§ Task directions: Output the records that follow, keeping every line exactly as it is.

Records from a data source:
━━━━━━━━━━━━━━━━━━━━━━━━━━━━━━
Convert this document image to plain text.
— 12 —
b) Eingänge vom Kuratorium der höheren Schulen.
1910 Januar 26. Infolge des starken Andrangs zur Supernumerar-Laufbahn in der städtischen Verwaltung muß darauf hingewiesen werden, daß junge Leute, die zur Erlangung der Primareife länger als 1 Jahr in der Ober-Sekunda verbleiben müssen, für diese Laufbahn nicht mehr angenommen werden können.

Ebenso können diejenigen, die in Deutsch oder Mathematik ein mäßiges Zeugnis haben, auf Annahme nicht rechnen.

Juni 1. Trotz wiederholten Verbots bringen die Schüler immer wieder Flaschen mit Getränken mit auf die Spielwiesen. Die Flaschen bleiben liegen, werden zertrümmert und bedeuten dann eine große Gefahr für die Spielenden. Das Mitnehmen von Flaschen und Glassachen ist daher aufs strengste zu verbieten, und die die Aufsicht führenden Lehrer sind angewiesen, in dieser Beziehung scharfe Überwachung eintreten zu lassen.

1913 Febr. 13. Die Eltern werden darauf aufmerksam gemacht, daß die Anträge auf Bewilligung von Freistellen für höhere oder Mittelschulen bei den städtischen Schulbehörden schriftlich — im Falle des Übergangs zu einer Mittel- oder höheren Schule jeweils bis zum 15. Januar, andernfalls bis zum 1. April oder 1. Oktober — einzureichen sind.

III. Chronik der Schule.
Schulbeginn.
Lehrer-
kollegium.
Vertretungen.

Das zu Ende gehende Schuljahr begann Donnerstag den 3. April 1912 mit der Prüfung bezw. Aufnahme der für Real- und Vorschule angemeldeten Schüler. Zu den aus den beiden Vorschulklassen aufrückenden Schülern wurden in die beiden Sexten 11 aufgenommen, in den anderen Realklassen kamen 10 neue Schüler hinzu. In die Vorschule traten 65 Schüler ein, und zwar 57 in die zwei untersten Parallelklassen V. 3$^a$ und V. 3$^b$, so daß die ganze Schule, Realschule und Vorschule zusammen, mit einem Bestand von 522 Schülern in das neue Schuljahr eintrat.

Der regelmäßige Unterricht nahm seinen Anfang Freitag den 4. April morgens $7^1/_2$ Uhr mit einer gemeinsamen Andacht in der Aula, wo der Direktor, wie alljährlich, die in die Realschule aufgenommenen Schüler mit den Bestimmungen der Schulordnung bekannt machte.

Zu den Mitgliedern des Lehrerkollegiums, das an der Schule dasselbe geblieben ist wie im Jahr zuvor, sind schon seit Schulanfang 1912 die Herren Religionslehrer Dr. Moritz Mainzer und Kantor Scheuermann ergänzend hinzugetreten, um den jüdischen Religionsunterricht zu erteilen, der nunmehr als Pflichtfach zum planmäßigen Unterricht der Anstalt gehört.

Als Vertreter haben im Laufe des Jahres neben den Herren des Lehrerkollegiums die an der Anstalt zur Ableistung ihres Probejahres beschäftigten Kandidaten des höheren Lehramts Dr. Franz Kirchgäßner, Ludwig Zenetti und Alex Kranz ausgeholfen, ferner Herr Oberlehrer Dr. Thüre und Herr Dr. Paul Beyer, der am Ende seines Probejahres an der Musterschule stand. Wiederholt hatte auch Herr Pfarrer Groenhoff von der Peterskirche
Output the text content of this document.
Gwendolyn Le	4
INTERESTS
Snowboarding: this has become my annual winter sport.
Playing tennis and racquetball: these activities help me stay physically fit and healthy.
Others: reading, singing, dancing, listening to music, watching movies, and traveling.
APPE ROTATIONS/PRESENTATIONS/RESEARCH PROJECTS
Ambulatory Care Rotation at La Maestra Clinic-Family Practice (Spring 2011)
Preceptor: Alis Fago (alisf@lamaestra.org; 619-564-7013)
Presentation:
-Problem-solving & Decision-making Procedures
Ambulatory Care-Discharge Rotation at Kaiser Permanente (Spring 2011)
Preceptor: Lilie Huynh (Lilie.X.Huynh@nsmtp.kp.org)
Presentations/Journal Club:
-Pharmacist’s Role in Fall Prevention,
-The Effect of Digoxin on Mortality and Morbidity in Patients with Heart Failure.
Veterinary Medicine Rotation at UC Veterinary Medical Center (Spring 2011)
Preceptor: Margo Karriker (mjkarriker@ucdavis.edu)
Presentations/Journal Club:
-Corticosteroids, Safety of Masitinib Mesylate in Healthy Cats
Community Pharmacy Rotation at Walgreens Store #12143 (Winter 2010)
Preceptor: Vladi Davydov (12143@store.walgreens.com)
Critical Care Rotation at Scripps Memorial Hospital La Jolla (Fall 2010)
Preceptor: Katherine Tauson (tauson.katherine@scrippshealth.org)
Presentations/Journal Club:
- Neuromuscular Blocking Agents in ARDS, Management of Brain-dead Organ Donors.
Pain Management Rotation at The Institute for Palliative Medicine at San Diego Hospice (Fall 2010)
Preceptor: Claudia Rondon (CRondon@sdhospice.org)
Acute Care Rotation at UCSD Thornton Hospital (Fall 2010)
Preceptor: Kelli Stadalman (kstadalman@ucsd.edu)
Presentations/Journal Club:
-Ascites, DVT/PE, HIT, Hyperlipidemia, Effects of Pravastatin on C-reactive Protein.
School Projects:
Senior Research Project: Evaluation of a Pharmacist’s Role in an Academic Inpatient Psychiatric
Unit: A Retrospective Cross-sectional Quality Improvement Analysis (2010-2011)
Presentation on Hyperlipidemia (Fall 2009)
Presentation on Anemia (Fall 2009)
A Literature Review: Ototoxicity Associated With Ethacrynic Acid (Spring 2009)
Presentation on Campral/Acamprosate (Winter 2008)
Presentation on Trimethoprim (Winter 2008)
━━━━━━━━━━━━━━━━━━━━━━━━━━━━━━
§ Answer to this exercise:
Convert this document image to plain text.
— 12 —
b) Eingänge vom Kuratorium der höheren Schulen.
1910 Januar 26. Infolge des starken Andrangs zur Supernumerar-Laufbahn in der städtischen Verwaltung muß darauf hingewiesen werden, daß junge Leute, die zur Erlangung der Primareife länger als 1 Jahr in der Ober-Sekunda verbleiben müssen, für diese Laufbahn nicht mehr angenommen werden können.

Ebenso können diejenigen, die in Deutsch oder Mathematik ein mäßiges Zeugnis haben, auf Annahme nicht rechnen.

Juni 1. Trotz wiederholten Verbots bringen die Schüler immer wieder Flaschen mit Getränken mit auf die Spielwiesen. Die Flaschen bleiben liegen, werden zertrümmert und bedeuten dann eine große Gefahr für die Spielenden. Das Mitnehmen von Flaschen und Glassachen ist daher aufs strengste zu verbieten, und die die Aufsicht führenden Lehrer sind angewiesen, in dieser Beziehung scharfe Überwachung eintreten zu lassen.

1913 Febr. 13. Die Eltern werden darauf aufmerksam gemacht, daß die Anträge auf Bewilligung von Freistellen für höhere oder Mittelschulen bei den städtischen Schulbehörden schriftlich — im Falle des Übergangs zu einer Mittel- oder höheren Schule jeweils bis zum 15. Januar, andernfalls bis zum 1. April oder 1. Oktober — einzureichen sind.

III. Chronik der Schule.
Schulbeginn.
Lehrer-
kollegium.
Vertretungen.

Das zu Ende gehende Schuljahr begann Donnerstag den 3. April 1912 mit der Prüfung bezw. Aufnahme der für Real- und Vorschule angemeldeten Schüler. Zu den aus den beiden Vorschulklassen aufrückenden Schülern wurden in die beiden Sexten 11 aufgenommen, in den anderen Realklassen kamen 10 neue Schüler hinzu. In die Vorschule traten 65 Schüler ein, und zwar 57 in die zwei untersten Parallelklassen V. 3$^a$ und V. 3$^b$, so daß die ganze Schule, Realschule und Vorschule zusammen, mit einem Bestand von 522 Schülern in das neue Schuljahr eintrat.

Der regelmäßige Unterricht nahm seinen Anfang Freitag den 4. April morgens $7^1/_2$ Uhr mit einer gemeinsamen Andacht in der Aula, wo der Direktor, wie alljährlich, die in die Realschule aufgenommenen Schüler mit den Bestimmungen der Schulordnung bekannt machte.

Zu den Mitgliedern des Lehrerkollegiums, das an der Schule dasselbe geblieben ist wie im Jahr zuvor, sind schon seit Schulanfang 1912 die Herren Religionslehrer Dr. Moritz Mainzer und Kantor Scheuermann ergänzend hinzugetreten, um den jüdischen Religionsunterricht zu erteilen, der nunmehr als Pflichtfach zum planmäßigen Unterricht der Anstalt gehört.

Als Vertreter haben im Laufe des Jahres neben den Herren des Lehrerkollegiums die an der Anstalt zur Ableistung ihres Probejahres beschäftigten Kandidaten des höheren Lehramts Dr. Franz Kirchgäßner, Ludwig Zenetti und Alex Kranz ausgeholfen, ferner Herr Oberlehrer Dr. Thüre und Herr Dr. Paul Beyer, der am Ende seines Probejahres an der Musterschule stand. Wiederholt hatte auch Herr Pfarrer Groenhoff von der Peterskirche
Output the text content of this document.
Gwendolyn Le	4
INTERESTS
Snowboarding: this has become my annual winter sport.
Playing tennis and racquetball: these activities help me stay physically fit and healthy.
Others: reading, singing, dancing, listening to music, watching movies, and traveling.
APPE ROTATIONS/PRESENTATIONS/RESEARCH PROJECTS
Ambulatory Care Rotation at La Maestra Clinic-Family Practice (Spring 2011)
Preceptor: Alis Fago (alisf@lamaestra.org; 619-564-7013)
Presentation:
-Problem-solving & Decision-making Procedures
Ambulatory Care-Discharge Rotation at Kaiser Permanente (Spring 2011)
Preceptor: Lilie Huynh (Lilie.X.Huynh@nsmtp.kp.org)
Presentations/Journal Club:
-Pharmacist’s Role in Fall Prevention,
-The Effect of Digoxin on Mortality and Morbidity in Patients with Heart Failure.
Veterinary Medicine Rotation at UC Veterinary Medical Center (Spring 2011)
Preceptor: Margo Karriker (mjkarriker@ucdavis.edu)
Presentations/Journal Club:
-Corticosteroids, Safety of Masitinib Mesylate in Healthy Cats
Community Pharmacy Rotation at Walgreens Store #12143 (Winter 2010)
Preceptor: Vladi Davydov (12143@store.walgreens.com)
Critical Care Rotation at Scripps Memorial Hospital La Jolla (Fall 2010)
Preceptor: Katherine Tauson (tauson.katherine@scrippshealth.org)
Presentations/Journal Club:
- Neuromuscular Blocking Agents in ARDS, Management of Brain-dead Organ Donors.
Pain Management Rotation at The Institute for Palliative Medicine at San Diego Hospice (Fall 2010)
Preceptor: Claudia Rondon (CRondon@sdhospice.org)
Acute Care Rotation at UCSD Thornton Hospital (Fall 2010)
Preceptor: Kelli Stadalman (kstadalman@ucsd.edu)
Presentations/Journal Club:
-Ascites, DVT/PE, HIT, Hyperlipidemia, Effects of Pravastatin on C-reactive Protein.
School Projects:
Senior Research Project: Evaluation of a Pharmacist’s Role in an Academic Inpatient Psychiatric
Unit: A Retrospective Cross-sectional Quality Improvement Analysis (2010-2011)
Presentation on Hyperlipidemia (Fall 2009)
Presentation on Anemia (Fall 2009)
A Literature Review: Ototoxicity Associated With Ethacrynic Acid (Spring 2009)
Presentation on Campral/Acamprosate (Winter 2008)
Presentation on Trimethoprim (Winter 2008)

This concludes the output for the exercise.